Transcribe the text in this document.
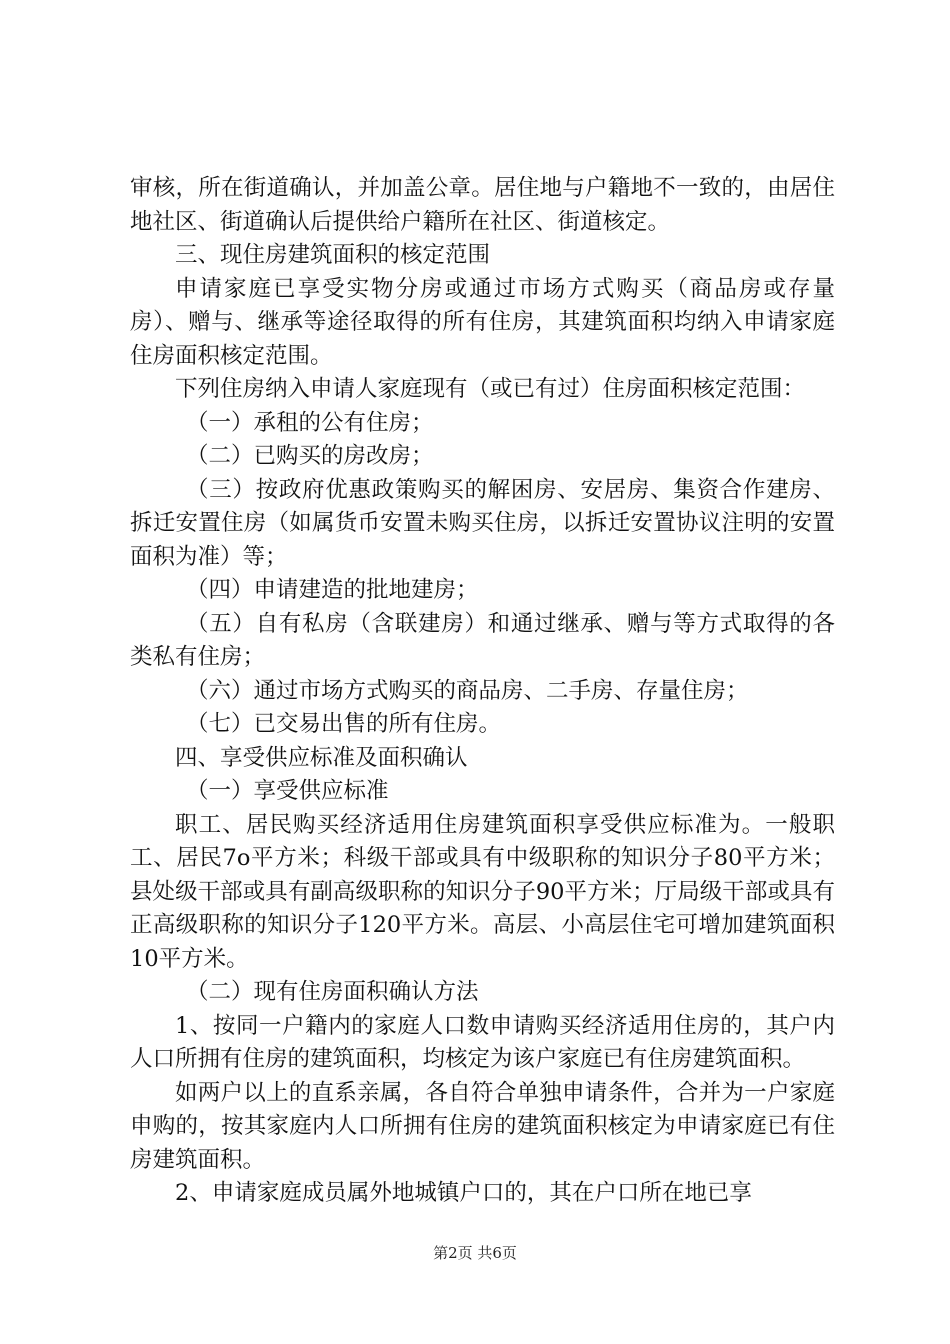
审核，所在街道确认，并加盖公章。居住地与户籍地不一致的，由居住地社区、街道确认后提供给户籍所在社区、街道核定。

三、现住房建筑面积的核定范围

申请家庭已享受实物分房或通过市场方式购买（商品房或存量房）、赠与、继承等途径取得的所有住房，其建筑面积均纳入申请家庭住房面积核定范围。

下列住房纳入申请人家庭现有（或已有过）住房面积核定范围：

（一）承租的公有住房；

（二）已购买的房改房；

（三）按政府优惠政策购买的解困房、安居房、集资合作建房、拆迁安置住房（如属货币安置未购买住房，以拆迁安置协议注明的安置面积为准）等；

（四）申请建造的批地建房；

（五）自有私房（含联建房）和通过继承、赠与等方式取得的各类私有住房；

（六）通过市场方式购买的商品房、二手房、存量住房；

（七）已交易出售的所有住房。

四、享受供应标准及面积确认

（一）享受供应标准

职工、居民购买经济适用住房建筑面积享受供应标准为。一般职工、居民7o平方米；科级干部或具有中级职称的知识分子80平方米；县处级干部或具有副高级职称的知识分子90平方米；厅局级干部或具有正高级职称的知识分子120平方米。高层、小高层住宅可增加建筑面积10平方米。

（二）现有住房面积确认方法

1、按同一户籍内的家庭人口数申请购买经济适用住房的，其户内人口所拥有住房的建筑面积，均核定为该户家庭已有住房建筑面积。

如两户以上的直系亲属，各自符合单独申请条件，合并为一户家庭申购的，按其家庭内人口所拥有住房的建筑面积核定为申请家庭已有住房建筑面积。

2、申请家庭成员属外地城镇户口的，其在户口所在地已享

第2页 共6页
· · ·
# [Instructions for the task]
In the copy, include no pictures; restate the listing above exactly.

# [Right answer]
Transcribe the text in this document.
审核，所在街道确认，并加盖公章。居住地与户籍地不一致的，由居住地社区、街道确认后提供给户籍所在社区、街道核定。

三、现住房建筑面积的核定范围

申请家庭已享受实物分房或通过市场方式购买（商品房或存量房）、赠与、继承等途径取得的所有住房，其建筑面积均纳入申请家庭住房面积核定范围。

下列住房纳入申请人家庭现有（或已有过）住房面积核定范围：

（一）承租的公有住房；

（二）已购买的房改房；

（三）按政府优惠政策购买的解困房、安居房、集资合作建房、拆迁安置住房（如属货币安置未购买住房，以拆迁安置协议注明的安置面积为准）等；

（四）申请建造的批地建房；

（五）自有私房（含联建房）和通过继承、赠与等方式取得的各类私有住房；

（六）通过市场方式购买的商品房、二手房、存量住房；

（七）已交易出售的所有住房。

四、享受供应标准及面积确认

（一）享受供应标准

职工、居民购买经济适用住房建筑面积享受供应标准为。一般职工、居民7o平方米；科级干部或具有中级职称的知识分子80平方米；县处级干部或具有副高级职称的知识分子90平方米；厅局级干部或具有正高级职称的知识分子120平方米。高层、小高层住宅可增加建筑面积10平方米。

（二）现有住房面积确认方法

1、按同一户籍内的家庭人口数申请购买经济适用住房的，其户内人口所拥有住房的建筑面积，均核定为该户家庭已有住房建筑面积。

如两户以上的直系亲属，各自符合单独申请条件，合并为一户家庭申购的，按其家庭内人口所拥有住房的建筑面积核定为申请家庭已有住房建筑面积。

2、申请家庭成员属外地城镇户口的，其在户口所在地已享

第2页 共6页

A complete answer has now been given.